(Figure record listings)
(begin)
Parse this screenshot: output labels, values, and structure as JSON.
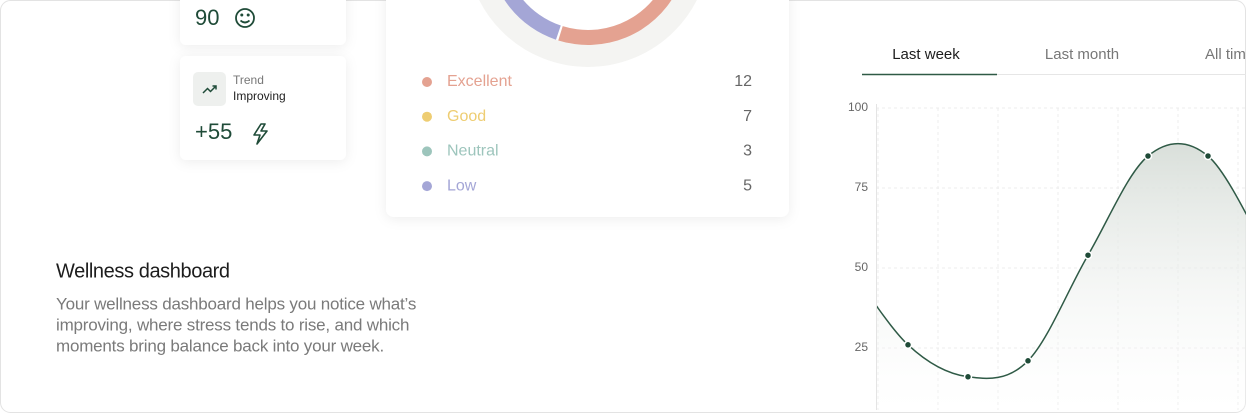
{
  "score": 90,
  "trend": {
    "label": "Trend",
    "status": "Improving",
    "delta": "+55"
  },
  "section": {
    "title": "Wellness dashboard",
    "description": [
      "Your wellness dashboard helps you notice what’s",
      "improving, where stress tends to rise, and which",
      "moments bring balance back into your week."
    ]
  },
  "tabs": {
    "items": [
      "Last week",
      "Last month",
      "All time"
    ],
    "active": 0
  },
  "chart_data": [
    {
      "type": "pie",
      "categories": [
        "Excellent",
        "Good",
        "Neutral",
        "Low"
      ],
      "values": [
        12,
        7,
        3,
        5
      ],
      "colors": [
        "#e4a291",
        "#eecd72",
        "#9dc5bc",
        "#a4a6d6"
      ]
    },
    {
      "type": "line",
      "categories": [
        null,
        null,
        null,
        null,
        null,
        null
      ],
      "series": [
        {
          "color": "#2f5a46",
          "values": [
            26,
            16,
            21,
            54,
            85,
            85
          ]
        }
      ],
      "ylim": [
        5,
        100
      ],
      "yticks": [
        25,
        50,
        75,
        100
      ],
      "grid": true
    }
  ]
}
(end)
• [Requirements]: Your job is to transcribe the entries above exactly; skip the pictures.

• [Written response]:
Parse this screenshot: output labels, values, and structure as JSON.
{
  "score": 90,
  "trend": {
    "label": "Trend",
    "status": "Improving",
    "delta": "+55"
  },
  "section": {
    "title": "Wellness dashboard",
    "description": [
      "Your wellness dashboard helps you notice what’s",
      "improving, where stress tends to rise, and which",
      "moments bring balance back into your week."
    ]
  },
  "tabs": {
    "items": [
      "Last week",
      "Last month",
      "All time"
    ],
    "active": 0
  },
  "chart_data": [
    {
      "type": "pie",
      "categories": [
        "Excellent",
        "Good",
        "Neutral",
        "Low"
      ],
      "values": [
        12,
        7,
        3,
        5
      ],
      "colors": [
        "#e4a291",
        "#eecd72",
        "#9dc5bc",
        "#a4a6d6"
      ]
    },
    {
      "type": "line",
      "categories": [
        null,
        null,
        null,
        null,
        null,
        null
      ],
      "series": [
        {
          "color": "#2f5a46",
          "values": [
            26,
            16,
            21,
            54,
            85,
            85
          ]
        }
      ],
      "ylim": [
        5,
        100
      ],
      "yticks": [
        25,
        50,
        75,
        100
      ],
      "grid": true
    }
  ]
}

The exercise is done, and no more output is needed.